THE EXERCISE
Which lines of the records contain "Araghi"? Collect every one of them.

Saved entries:

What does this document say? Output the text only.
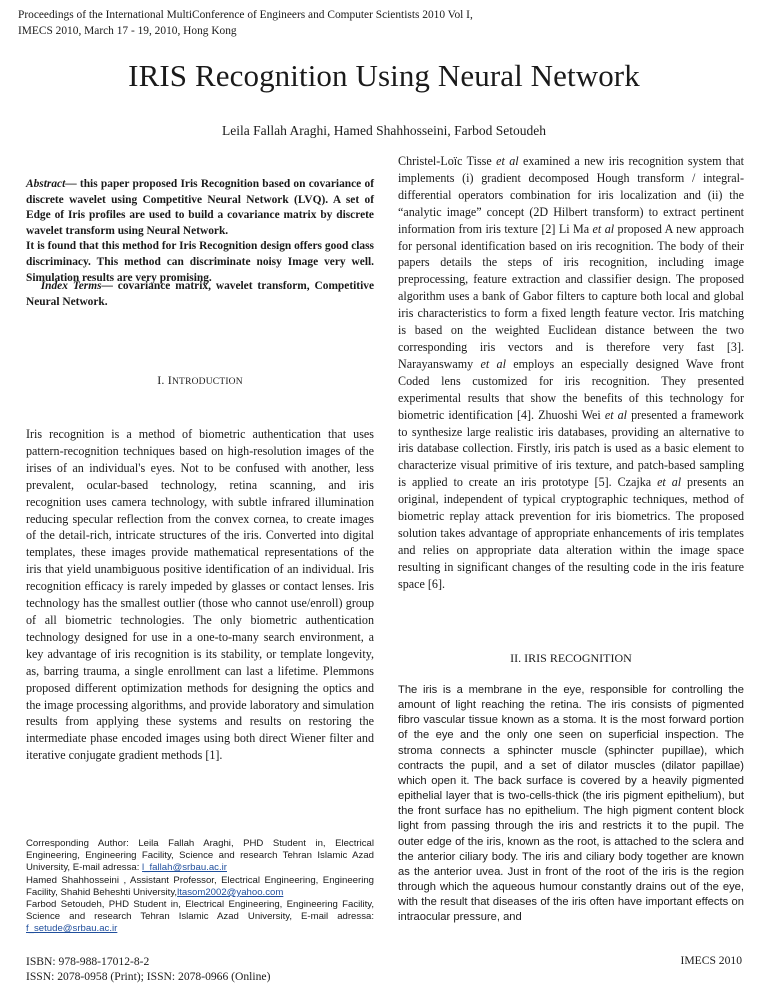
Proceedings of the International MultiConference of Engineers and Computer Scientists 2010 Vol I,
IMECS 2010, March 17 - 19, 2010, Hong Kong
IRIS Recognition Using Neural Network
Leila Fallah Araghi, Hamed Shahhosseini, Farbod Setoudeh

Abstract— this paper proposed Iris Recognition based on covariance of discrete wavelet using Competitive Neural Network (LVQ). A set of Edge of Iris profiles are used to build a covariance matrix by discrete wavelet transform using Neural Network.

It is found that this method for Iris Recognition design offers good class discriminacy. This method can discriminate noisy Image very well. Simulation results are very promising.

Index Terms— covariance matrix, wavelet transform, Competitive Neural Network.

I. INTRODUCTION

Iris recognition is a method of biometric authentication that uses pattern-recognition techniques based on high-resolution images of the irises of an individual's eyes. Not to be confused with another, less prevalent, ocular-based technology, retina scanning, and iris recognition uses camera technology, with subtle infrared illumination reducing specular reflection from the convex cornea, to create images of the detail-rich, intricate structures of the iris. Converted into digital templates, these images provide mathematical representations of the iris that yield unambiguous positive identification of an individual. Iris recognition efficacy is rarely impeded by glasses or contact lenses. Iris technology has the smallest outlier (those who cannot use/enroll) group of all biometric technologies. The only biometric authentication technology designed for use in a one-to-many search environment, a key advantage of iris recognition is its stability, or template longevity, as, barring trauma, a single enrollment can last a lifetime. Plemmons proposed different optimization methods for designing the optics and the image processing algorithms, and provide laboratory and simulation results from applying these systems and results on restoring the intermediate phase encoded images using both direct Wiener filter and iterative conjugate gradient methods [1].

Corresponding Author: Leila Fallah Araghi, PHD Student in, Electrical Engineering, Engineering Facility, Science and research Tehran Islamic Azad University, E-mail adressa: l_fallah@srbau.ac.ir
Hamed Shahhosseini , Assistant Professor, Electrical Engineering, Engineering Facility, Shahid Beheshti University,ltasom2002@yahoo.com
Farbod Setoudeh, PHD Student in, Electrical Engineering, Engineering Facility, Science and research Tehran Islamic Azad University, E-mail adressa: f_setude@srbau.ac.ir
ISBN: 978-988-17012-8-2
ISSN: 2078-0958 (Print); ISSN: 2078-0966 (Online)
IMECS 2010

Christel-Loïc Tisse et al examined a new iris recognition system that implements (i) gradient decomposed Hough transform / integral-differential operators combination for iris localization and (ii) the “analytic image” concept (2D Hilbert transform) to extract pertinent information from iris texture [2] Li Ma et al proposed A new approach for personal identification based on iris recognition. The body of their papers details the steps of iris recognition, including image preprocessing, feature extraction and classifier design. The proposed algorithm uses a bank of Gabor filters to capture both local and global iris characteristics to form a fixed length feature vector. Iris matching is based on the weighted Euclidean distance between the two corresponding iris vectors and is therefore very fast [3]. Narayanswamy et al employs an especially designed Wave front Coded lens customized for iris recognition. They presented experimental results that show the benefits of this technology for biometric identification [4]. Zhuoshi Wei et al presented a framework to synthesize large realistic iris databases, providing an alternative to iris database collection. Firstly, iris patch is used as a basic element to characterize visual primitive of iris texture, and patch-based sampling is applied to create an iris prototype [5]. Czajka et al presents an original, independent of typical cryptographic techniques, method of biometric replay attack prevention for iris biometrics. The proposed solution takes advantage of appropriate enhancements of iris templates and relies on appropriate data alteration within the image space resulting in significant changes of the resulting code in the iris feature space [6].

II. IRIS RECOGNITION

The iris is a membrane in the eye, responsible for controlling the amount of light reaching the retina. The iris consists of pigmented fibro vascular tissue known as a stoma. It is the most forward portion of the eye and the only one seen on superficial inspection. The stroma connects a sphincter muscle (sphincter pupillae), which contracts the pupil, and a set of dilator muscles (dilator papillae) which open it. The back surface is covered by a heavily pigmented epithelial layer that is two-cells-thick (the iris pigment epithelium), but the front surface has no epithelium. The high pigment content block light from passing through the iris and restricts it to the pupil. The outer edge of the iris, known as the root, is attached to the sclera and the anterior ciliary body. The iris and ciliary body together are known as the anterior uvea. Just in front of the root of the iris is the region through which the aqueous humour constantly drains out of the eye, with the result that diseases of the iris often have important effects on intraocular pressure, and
* * *
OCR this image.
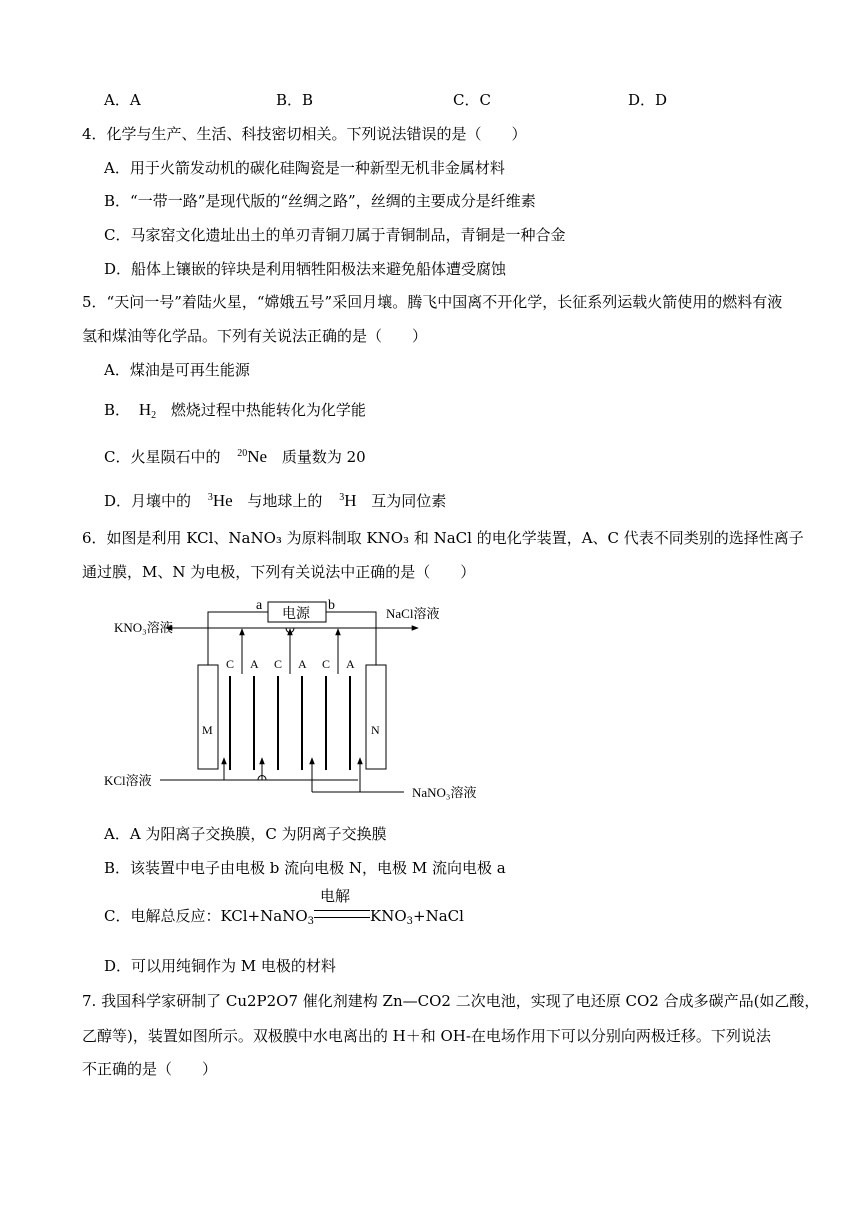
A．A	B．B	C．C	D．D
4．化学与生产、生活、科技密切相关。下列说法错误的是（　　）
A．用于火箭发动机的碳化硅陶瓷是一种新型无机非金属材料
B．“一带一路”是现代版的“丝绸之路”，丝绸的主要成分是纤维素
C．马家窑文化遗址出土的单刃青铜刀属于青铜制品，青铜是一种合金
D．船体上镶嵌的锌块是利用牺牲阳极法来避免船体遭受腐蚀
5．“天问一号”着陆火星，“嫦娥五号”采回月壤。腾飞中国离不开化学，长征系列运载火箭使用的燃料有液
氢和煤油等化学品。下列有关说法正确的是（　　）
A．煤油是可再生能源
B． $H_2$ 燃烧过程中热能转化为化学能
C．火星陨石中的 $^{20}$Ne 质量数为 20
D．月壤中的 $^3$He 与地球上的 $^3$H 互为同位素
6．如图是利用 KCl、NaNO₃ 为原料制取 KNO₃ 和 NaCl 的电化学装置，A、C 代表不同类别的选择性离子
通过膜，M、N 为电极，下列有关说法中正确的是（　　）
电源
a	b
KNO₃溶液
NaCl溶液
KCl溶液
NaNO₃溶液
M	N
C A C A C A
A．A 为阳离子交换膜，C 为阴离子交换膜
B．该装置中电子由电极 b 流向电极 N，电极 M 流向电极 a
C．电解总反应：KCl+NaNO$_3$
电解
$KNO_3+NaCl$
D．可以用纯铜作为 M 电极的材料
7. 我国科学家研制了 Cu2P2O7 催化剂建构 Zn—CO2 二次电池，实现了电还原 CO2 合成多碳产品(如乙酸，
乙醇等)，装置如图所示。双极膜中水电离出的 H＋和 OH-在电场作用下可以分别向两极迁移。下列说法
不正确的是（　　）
--
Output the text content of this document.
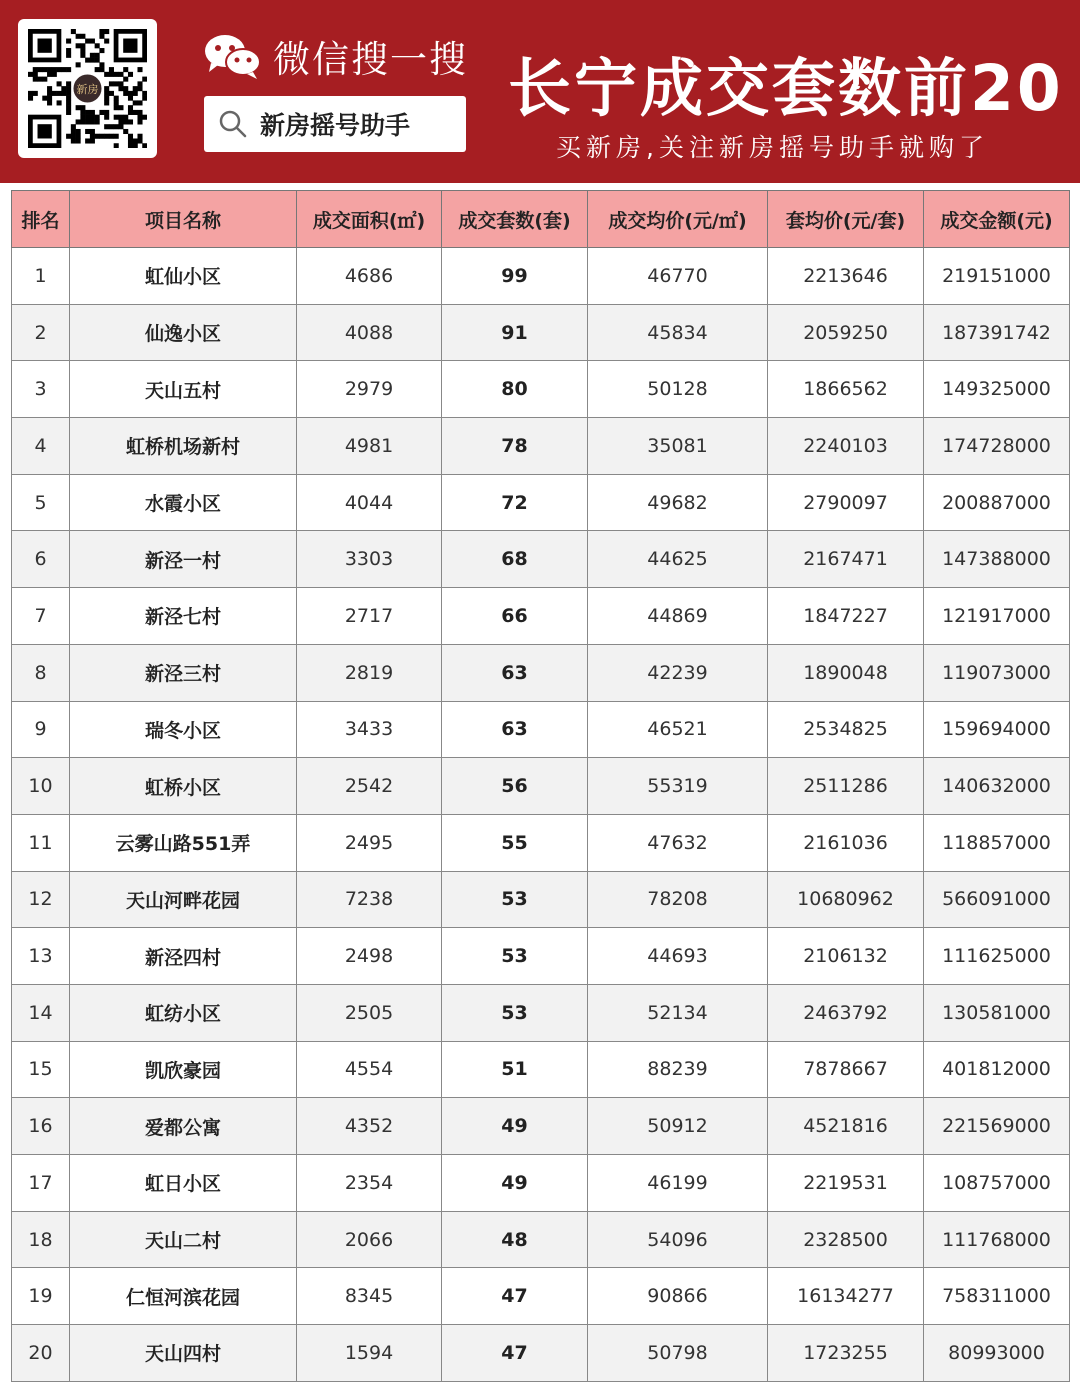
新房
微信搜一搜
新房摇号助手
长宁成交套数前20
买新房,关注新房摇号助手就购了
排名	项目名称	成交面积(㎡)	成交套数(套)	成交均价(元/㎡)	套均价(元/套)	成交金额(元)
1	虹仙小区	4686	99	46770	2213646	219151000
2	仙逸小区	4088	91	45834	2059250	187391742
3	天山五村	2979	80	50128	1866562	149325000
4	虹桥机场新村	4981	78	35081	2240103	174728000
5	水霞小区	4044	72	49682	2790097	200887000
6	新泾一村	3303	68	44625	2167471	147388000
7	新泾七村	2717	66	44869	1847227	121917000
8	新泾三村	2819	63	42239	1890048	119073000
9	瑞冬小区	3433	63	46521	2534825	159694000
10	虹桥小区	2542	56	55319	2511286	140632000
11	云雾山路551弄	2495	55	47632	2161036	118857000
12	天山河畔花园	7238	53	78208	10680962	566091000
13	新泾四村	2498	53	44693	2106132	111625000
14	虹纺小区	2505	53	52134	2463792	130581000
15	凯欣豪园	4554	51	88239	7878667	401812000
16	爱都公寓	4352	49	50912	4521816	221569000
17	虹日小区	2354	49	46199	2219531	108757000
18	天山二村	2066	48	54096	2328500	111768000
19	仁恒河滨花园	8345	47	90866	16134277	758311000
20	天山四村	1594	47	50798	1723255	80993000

ANSWER TO THE PROBLEM
Leila Fallah Araghi, Hamed Shahhosseini, Farbod Setoudeh
Corresponding Author: Leila Fallah Araghi, PHD Student in, Electrical Engineering, Engineering Facility, Science and research Tehran Islamic Azad University, E-mail adressa: l_fallah@srbau.ac.ir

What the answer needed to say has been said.